Exercise directions:
Count every line in the entries that follow where the word "Lane" appears, then state only the total.

Extracted material:
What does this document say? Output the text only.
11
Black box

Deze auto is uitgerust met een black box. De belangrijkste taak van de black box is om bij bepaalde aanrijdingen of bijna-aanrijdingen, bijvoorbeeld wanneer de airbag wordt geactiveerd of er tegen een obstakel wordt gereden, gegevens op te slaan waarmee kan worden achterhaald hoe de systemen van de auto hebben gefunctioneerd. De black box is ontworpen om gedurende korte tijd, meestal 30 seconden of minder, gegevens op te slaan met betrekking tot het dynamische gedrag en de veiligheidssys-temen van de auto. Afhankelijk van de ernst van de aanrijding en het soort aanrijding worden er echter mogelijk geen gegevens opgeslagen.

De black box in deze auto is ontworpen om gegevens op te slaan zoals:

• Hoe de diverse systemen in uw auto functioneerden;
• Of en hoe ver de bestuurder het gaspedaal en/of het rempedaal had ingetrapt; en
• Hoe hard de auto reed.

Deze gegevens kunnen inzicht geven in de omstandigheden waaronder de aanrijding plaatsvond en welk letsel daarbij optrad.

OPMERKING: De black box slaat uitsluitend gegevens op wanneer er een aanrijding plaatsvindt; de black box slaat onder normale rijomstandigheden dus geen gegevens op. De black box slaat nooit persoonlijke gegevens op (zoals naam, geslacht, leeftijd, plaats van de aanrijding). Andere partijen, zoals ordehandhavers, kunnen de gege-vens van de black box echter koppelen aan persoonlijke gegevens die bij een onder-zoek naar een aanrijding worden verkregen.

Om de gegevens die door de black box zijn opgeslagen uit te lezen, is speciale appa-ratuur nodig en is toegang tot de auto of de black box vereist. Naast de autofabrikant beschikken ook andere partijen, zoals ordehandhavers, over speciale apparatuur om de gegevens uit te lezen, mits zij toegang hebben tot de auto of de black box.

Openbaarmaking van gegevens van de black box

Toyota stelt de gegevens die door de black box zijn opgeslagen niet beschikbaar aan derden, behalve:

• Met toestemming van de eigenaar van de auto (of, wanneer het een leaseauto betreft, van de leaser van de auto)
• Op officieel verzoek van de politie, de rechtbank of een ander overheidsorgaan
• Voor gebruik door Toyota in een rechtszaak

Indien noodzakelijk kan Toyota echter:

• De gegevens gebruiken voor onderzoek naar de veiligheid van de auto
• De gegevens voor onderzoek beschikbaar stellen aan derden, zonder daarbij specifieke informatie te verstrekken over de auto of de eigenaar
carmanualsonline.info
...
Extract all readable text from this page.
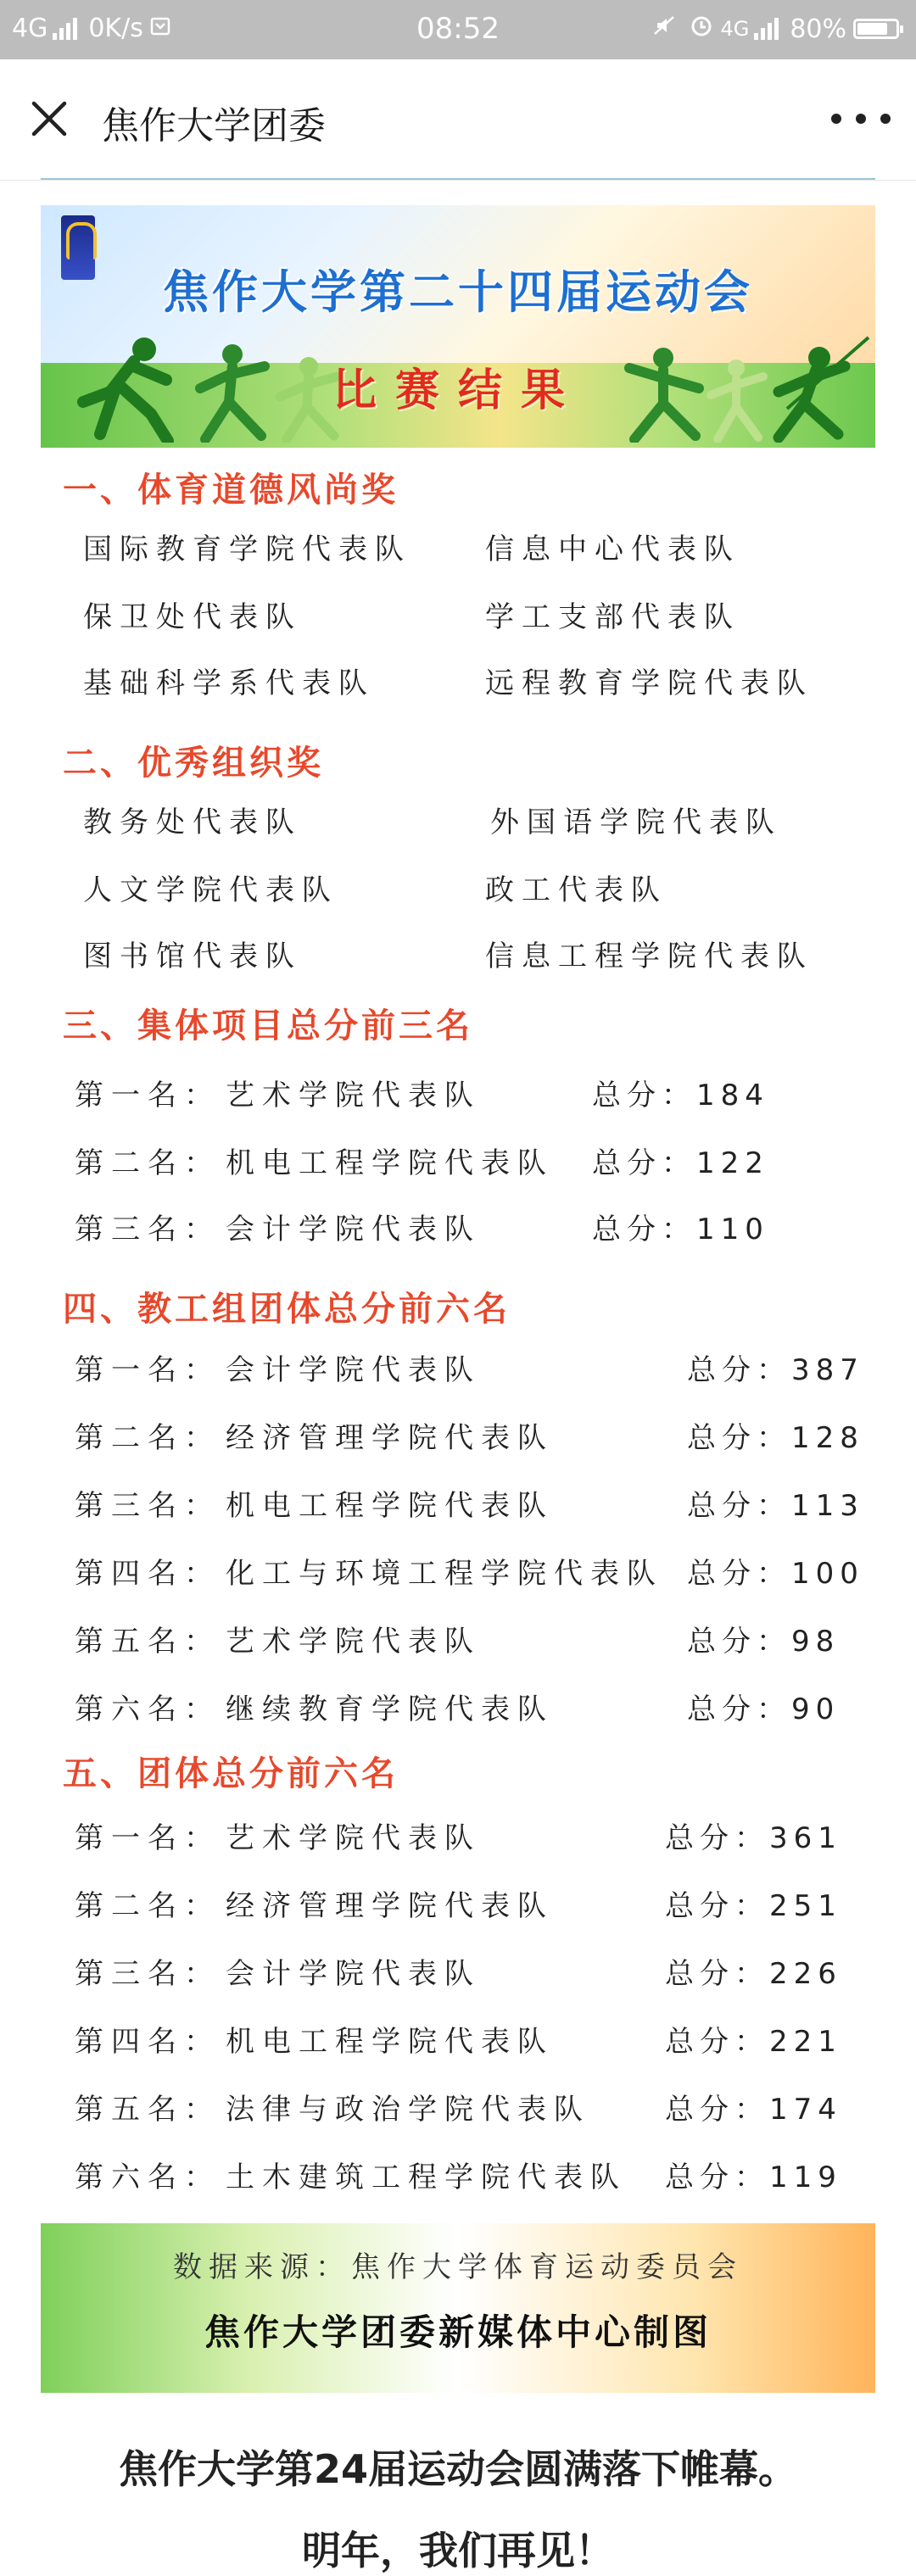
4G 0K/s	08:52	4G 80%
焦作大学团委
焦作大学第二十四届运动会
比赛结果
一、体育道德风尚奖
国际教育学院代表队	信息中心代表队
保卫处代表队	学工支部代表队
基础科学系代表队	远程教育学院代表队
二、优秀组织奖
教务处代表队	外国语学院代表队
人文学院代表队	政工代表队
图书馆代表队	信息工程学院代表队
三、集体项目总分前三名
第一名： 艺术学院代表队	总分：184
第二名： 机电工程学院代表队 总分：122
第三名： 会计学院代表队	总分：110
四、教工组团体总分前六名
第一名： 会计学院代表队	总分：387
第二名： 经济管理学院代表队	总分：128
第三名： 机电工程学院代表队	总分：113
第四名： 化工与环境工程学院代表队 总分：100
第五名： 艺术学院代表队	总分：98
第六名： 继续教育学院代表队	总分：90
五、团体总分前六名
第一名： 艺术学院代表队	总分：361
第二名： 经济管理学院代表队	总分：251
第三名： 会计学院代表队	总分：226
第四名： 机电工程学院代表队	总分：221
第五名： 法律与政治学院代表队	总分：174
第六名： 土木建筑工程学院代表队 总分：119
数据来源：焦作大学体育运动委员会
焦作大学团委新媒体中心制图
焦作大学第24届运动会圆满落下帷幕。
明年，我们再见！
---
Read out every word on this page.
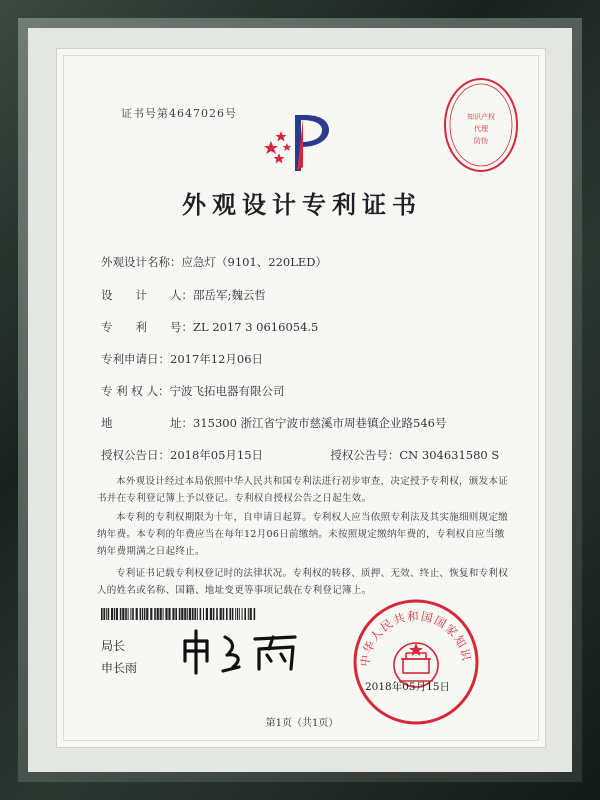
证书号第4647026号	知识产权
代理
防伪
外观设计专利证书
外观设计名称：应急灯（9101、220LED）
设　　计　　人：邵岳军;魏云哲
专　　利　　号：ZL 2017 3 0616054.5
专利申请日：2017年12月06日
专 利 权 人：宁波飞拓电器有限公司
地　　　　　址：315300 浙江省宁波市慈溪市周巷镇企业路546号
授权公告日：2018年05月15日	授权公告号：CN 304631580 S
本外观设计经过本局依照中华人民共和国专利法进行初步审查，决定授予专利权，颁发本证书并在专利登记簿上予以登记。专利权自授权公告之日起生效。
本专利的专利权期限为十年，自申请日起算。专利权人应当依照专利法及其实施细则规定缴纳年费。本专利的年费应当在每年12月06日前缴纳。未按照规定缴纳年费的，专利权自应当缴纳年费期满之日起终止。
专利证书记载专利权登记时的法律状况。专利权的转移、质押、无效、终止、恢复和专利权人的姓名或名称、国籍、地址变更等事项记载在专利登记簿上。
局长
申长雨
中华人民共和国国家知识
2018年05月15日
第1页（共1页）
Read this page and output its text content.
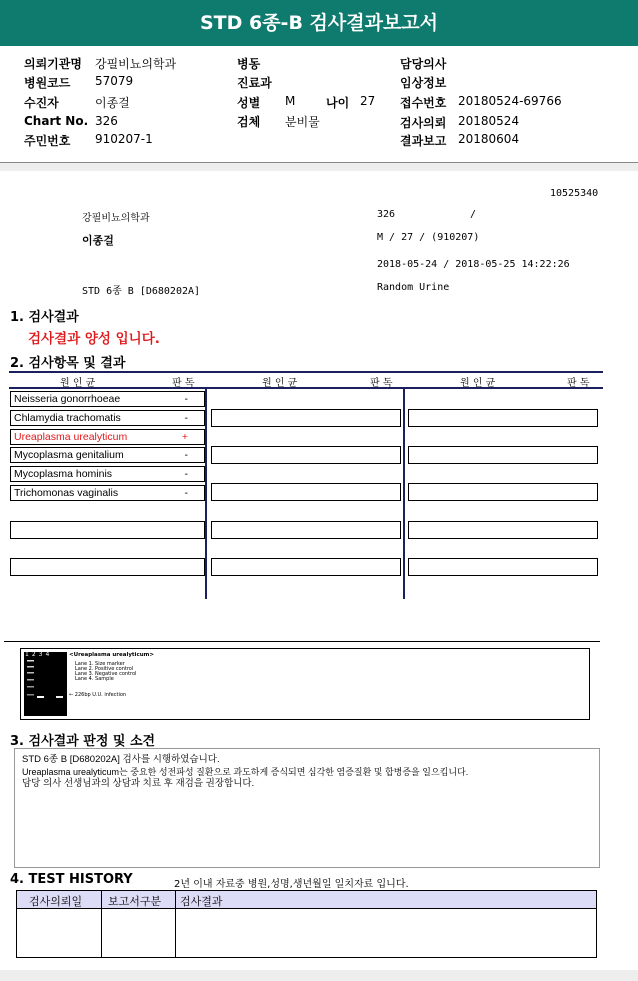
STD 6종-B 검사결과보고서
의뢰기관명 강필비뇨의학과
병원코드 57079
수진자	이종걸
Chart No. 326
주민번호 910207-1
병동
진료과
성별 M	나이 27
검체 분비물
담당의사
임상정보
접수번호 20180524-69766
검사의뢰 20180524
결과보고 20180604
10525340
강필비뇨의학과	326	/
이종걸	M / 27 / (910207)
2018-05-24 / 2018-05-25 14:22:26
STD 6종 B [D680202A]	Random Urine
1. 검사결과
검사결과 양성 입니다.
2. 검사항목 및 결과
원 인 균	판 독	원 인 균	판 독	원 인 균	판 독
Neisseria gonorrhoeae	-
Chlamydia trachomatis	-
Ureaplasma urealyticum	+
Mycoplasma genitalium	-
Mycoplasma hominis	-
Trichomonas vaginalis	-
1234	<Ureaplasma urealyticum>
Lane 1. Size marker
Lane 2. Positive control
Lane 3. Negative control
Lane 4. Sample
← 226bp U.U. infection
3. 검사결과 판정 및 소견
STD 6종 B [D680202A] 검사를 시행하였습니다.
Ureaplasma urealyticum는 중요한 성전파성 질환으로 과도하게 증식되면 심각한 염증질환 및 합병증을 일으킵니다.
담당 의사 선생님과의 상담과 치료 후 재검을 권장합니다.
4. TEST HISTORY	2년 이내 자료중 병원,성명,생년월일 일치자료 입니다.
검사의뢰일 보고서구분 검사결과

Reply:
4